● Exercise instructions:
Output the lines below as a Markdown table with two columns, Row and Line, one row for each line. Leave out blank lines and the picture.

● Supplied records:
+-------+

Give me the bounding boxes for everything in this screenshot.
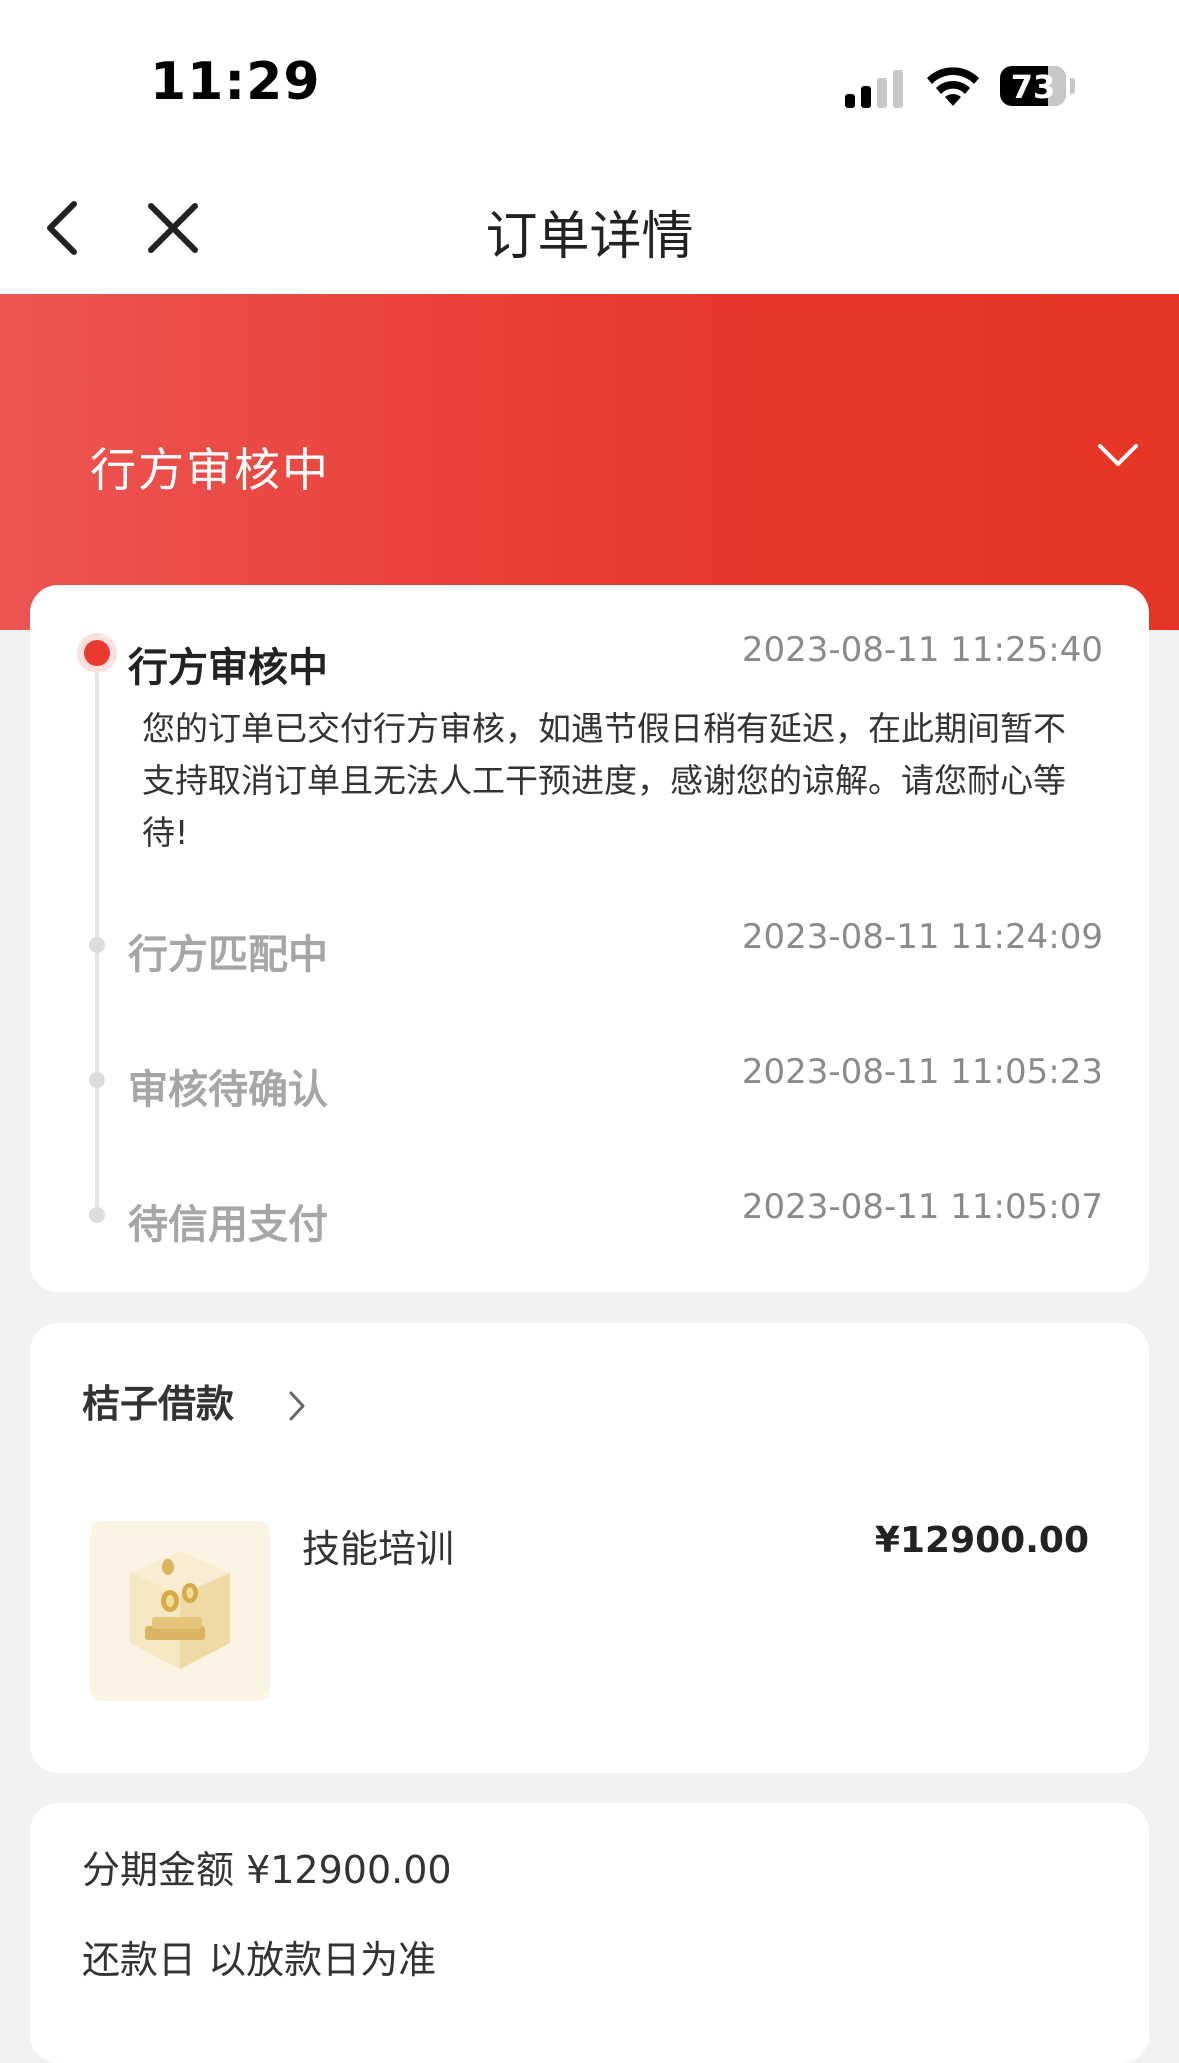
coins-box-image — [130, 1551, 230, 1669]
wifi-icon — [927, 67, 979, 106]
timeline-item-title: 审核待确认 — [128, 1067, 328, 1113]
timeline-active-dot — [77, 633, 117, 673]
timeline-item-description: 您的订单已交付行方审核，如遇节假日稍有延迟，在此期间暂不支持取消订单且无法人工干… — [142, 709, 1066, 852]
chevron-right-icon — [289, 1391, 305, 1421]
product-card: 桔子借款 技能培训 ¥12900.00 — [30, 1323, 1149, 1773]
order-status-title: 行方审核中 — [90, 443, 330, 497]
status-time: 11:29 — [150, 52, 321, 112]
timeline-dot — [89, 937, 105, 953]
timeline-dot — [89, 1072, 105, 1088]
merchant-link[interactable]: 桔子借款 — [82, 1373, 305, 1433]
merchant-name: 桔子借款 — [82, 1382, 235, 1426]
battery-cap — [1070, 78, 1075, 94]
installment-amount: 分期金额 ¥12900.00 — [82, 1848, 452, 1892]
timeline-item-time: 2023-08-11 11:24:09 — [741, 917, 1103, 957]
timeline-line — [95, 640, 99, 1207]
product-thumbnail — [90, 1521, 270, 1701]
cellular-signal-icon — [845, 68, 903, 108]
battery-icon: 73 — [1000, 66, 1066, 106]
timeline-item-time: 2023-08-11 11:25:40 — [741, 630, 1103, 670]
status-bar: 11:29 73 — [0, 0, 1179, 150]
timeline-item-title: 待信用支付 — [128, 1202, 328, 1248]
timeline-item-time: 2023-08-11 11:05:23 — [741, 1052, 1103, 1092]
battery-level: 73 — [1010, 68, 1056, 106]
page-title: 订单详情 — [485, 207, 694, 267]
product-price: ¥12900.00 — [874, 1520, 1089, 1561]
timeline-item-title: 行方匹配中 — [128, 932, 328, 978]
nav-bar: 订单详情 — [0, 150, 1179, 294]
product-name: 技能培训 — [302, 1527, 455, 1571]
order-status-header: 行方审核中 — [0, 294, 1179, 630]
order-timeline-card: 行方审核中 2023-08-11 11:25:40 您的订单已交付行方审核，如遇… — [30, 585, 1149, 1292]
repayment-day: 还款日 以放款日为准 — [82, 1938, 437, 1982]
timeline-item-title: 行方审核中 — [128, 645, 328, 691]
installment-info-card: 分期金额 ¥12900.00 还款日 以放款日为准 — [30, 1803, 1149, 2063]
chevron-down-icon[interactable] — [1096, 440, 1140, 470]
timeline-item-time: 2023-08-11 11:05:07 — [741, 1187, 1103, 1227]
timeline-dot — [89, 1207, 105, 1223]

+-------+

● Result:
| Row | Line |
|---|---|
| 1 | Give me the bounding boxes for everything in this screenshot. |
| 2 | coins-box-image — [130, 1551, 230, 1669] |
| 3 | wifi-icon — [927, 67, 979, 106] |
| 4 | timeline-item-title: 审核待确认 — [128, 1067, 328, 1113] |
| 5 | timeline-active-dot — [77, 633, 117, 673] |
| 6 | timeline-item-description: 您的订单已交付行方审核，如遇节假日稍有延迟，在此期间暂不支持取消订单且无法人工干… — [142, 709, 1066, 852] |
| 7 | chevron-right-icon — [289, 1391, 305, 1421] |
| 8 | product-card: 桔子借款 技能培训 ¥12900.00 — [30, 1323, 1149, 1773] |
| 9 | order-status-title: 行方审核中 — [90, 443, 330, 497] |
| 10 | status-time: 11:29 — [150, 52, 321, 112] |
| 11 | timeline-dot — [89, 937, 105, 953] |
| 12 | timeline-dot — [89, 1072, 105, 1088] |
| 13 | merchant-link[interactable]: 桔子借款 — [82, 1373, 305, 1433] |
| 14 | merchant-name: 桔子借款 — [82, 1382, 235, 1426] |
| 15 | battery-cap — [1070, 78, 1075, 94] |
| 16 | installment-amount: 分期金额 ¥12900.00 — [82, 1848, 452, 1892] |
| 17 | timeline-item-time: 2023-08-11 11:24:09 — [741, 917, 1103, 957] |
| 18 | timeline-line — [95, 640, 99, 1207] |
| 19 | product-thumbnail — [90, 1521, 270, 1701] |
| 20 | cellular-signal-icon — [845, 68, 903, 108] |
| 21 | battery-icon: 73 — [1000, 66, 1066, 106] |
| 22 | timeline-item-time: 2023-08-11 11:25:40 — [741, 630, 1103, 670] |
| 23 | status-bar: 11:29 73 — [0, 0, 1179, 150] |
| 24 | timeline-item-title: 待信用支付 — [128, 1202, 328, 1248] |
| 25 | timeline-item-time: 2023-08-11 11:05:23 — [741, 1052, 1103, 1092] |
| 26 | battery-level: 73 — [1010, 68, 1056, 106] |
| 27 | page-title: 订单详情 — [485, 207, 694, 267] |
| 28 | product-price: ¥12900.00 — [874, 1520, 1089, 1561] |
| 29 | timeline-item-title: 行方匹配中 — [128, 932, 328, 978] |
| 30 | nav-bar: 订单详情 — [0, 150, 1179, 294] |
| 31 | product-name: 技能培训 — [302, 1527, 455, 1571] |
| 32 | order-status-header: 行方审核中 — [0, 294, 1179, 630] |
| 33 | order-timeline-card: 行方审核中 2023-08-11 11:25:40 您的订单已交付行方审核，如遇… — [30, 585, 1149, 1292] |
| 34 | repayment-day: 还款日 以放款日为准 — [82, 1938, 437, 1982] |
| 35 | timeline-item-title: 行方审核中 — [128, 645, 328, 691] |
| 36 | installment-info-card: 分期金额 ¥12900.00 还款日 以放款日为准 — [30, 1803, 1149, 2063] |
| 37 | chevron-down-icon[interactable] — [1096, 440, 1140, 470] |
| 38 | timeline-item-time: 2023-08-11 11:05:07 — [741, 1187, 1103, 1227] |
| 39 | timeline-dot — [89, 1207, 105, 1223] |